| Assignment |
In the text about AI writing tools, rewrite the part that runs from "I really have" up to and including "by the day.", replacing "educators" with "teachers".

| Document text |
%%

The tool itself, unlike the huge range of offerings in Writesonic is a relatively uncluttered interface where you start by typing a title, it offers a judgement and suggestions if appropriate.
In addition, it offers in-line suggestions from whatever has come before. The prompt engineering continues through what feels like a single document rather than a chat. If you don’t like the suggestion you can get another. Here I typed a prompt and these are the first three options it gave me. Note the positive aspect on my worried prompt in every case!
My prompt sentence….The worry is that these tools will be used by students to cheat
but the reality is that most AI tools are designed to help students learn and improve their writing skills. [first suggested Jenni response]
The worry is that these tools will be used by students to cheat
on their assignments by generating essays automatically, but they can also be used to provide feedback on areas where students need…[the second option]
The worry is that these tools will be used by students to cheat
but their true purpose is to assist in the learning process by providing immediate feedback and identifying areas where improvement is…[third option]
The other noticeable aspect is the option to ‘cite’ – Here it offers a choice of MLA or APA 7th and the sources are, unlike ChatGPT’s famous hallucinations, genuine articles (at least in my limited testing). You can select ‘websites’ or ‘journals’ though I found the websites tended to be much more directly relevant than the journals.
I really have only just started to play with these though and new things are popping up all over the place every day. Most educators will not have the time to do so though. Students may see and use these tools as an extension of those they use already for translation or improving writing. The blurry zone between acceptable and unacceptable is getting more ill-defined by the day.

%%

| The data |
%%

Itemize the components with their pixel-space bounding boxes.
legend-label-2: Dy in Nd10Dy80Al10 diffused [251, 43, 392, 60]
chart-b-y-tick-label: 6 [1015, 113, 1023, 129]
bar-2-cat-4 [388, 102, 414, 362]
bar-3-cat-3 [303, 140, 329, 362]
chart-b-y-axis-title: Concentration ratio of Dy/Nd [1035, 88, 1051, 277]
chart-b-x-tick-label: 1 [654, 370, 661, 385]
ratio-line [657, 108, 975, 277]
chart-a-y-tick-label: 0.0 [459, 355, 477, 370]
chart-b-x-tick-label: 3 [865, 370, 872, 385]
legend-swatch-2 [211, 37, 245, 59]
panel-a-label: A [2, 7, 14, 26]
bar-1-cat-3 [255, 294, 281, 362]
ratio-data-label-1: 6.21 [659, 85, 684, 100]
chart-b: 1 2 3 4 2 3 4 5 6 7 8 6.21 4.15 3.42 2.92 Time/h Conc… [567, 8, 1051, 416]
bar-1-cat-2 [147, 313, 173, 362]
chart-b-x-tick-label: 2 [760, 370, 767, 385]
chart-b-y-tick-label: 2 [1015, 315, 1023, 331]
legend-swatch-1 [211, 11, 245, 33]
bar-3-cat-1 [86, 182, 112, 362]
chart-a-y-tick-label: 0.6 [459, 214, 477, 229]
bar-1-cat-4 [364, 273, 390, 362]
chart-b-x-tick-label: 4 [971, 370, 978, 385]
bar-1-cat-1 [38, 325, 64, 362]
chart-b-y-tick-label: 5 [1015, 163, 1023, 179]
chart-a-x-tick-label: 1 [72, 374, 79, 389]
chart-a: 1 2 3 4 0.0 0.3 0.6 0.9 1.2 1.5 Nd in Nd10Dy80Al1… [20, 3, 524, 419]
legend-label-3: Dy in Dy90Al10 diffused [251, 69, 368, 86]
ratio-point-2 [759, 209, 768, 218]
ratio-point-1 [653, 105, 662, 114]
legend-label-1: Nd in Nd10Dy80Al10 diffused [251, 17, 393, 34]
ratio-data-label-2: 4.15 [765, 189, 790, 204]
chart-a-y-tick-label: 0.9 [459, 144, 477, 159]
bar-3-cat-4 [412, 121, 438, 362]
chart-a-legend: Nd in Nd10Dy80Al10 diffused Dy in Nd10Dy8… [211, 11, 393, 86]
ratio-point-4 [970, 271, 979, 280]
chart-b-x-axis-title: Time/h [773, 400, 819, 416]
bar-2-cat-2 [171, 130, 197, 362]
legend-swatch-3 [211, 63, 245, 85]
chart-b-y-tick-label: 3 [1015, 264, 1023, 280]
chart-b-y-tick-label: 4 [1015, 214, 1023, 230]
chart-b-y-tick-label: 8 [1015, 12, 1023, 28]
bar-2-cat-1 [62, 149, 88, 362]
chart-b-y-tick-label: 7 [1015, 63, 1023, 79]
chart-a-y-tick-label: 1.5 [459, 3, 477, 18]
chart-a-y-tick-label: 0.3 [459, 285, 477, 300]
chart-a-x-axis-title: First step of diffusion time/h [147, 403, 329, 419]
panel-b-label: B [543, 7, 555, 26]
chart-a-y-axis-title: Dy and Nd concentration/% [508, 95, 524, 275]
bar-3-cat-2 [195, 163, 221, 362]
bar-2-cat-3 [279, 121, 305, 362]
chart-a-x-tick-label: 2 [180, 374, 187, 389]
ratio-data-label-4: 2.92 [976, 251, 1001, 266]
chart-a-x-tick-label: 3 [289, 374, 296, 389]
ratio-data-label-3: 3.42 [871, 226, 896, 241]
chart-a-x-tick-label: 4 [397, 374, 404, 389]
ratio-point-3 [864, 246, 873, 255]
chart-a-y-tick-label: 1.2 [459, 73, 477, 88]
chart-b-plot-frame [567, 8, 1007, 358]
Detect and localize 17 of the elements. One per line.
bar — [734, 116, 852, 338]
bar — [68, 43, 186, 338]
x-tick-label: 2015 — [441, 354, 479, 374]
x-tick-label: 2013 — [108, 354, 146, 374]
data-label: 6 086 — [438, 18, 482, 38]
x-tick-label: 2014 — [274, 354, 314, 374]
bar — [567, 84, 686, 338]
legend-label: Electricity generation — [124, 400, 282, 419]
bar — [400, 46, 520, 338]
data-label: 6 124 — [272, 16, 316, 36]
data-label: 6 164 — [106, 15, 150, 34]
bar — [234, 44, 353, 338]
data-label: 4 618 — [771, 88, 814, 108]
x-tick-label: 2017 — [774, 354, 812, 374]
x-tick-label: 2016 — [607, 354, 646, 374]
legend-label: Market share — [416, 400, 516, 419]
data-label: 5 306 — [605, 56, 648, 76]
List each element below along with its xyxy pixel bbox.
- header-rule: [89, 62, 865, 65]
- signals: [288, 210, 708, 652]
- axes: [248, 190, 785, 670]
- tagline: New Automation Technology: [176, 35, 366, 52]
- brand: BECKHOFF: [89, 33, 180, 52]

%%

| Result for this exercise |
I really have only just started to play with these though and new things are popping up all over the place every day. Most teachers will not have the time to do so though. Students may see and use these tools as an extension of those they use already for translation or improving writing. The blurry zone between acceptable and unacceptable is getting more ill-defined by the day.